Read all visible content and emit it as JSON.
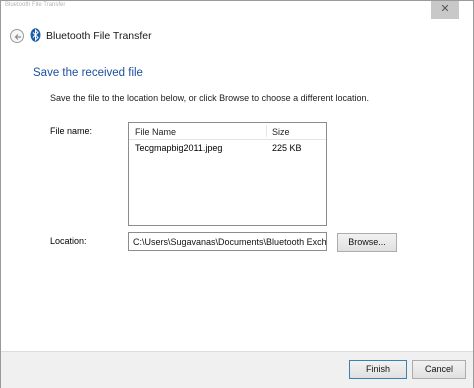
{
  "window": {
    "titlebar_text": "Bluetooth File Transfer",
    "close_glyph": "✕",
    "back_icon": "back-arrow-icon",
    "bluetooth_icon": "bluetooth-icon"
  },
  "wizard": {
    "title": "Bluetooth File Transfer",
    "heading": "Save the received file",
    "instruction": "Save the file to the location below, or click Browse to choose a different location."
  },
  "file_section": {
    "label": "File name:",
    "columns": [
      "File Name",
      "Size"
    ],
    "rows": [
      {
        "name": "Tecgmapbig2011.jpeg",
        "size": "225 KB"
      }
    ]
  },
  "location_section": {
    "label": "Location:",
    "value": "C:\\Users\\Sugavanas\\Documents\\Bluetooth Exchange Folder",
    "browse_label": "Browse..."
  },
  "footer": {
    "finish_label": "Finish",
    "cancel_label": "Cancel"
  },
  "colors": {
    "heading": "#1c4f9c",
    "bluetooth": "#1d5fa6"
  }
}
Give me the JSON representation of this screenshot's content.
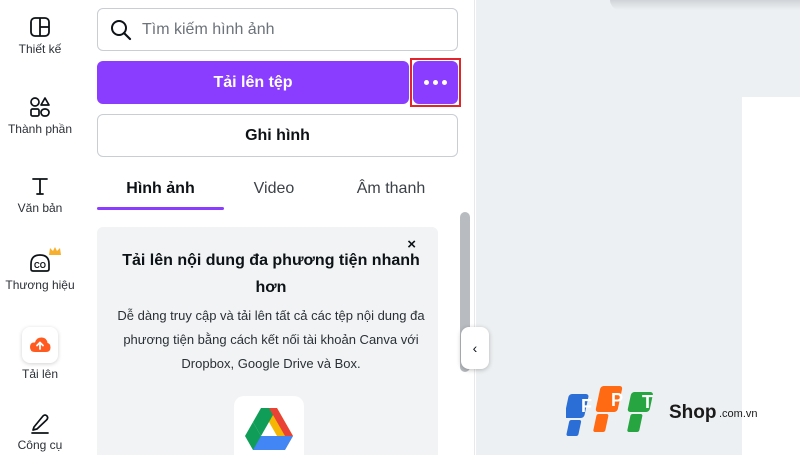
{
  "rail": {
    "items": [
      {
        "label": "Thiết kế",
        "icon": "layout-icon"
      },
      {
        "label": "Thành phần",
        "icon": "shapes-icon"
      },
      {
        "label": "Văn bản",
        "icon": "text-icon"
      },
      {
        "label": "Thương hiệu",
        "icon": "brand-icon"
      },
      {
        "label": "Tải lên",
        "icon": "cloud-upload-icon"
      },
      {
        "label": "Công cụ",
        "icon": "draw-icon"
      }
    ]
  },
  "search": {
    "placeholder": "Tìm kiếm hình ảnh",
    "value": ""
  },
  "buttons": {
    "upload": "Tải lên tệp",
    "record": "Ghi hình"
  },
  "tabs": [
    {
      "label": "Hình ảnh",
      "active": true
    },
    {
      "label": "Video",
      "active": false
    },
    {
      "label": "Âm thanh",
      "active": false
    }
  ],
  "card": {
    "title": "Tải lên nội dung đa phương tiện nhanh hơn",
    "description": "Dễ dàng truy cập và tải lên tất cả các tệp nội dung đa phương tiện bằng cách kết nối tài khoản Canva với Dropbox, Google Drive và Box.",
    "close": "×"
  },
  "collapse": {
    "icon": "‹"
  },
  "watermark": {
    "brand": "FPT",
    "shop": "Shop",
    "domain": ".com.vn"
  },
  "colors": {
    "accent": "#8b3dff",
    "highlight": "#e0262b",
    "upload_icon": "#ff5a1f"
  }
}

============

Directions for this task »
Find every line above that contains the word "phương", and return each one.

Exercise solution »
    "title": "Tải lên nội dung đa phương tiện nhanh hơn",
    "description": "Dễ dàng truy cập và tải lên tất cả các tệp nội dung đa phương tiện bằng cách kết nối tài khoản Canva với Dropbox, Google Drive và Box.",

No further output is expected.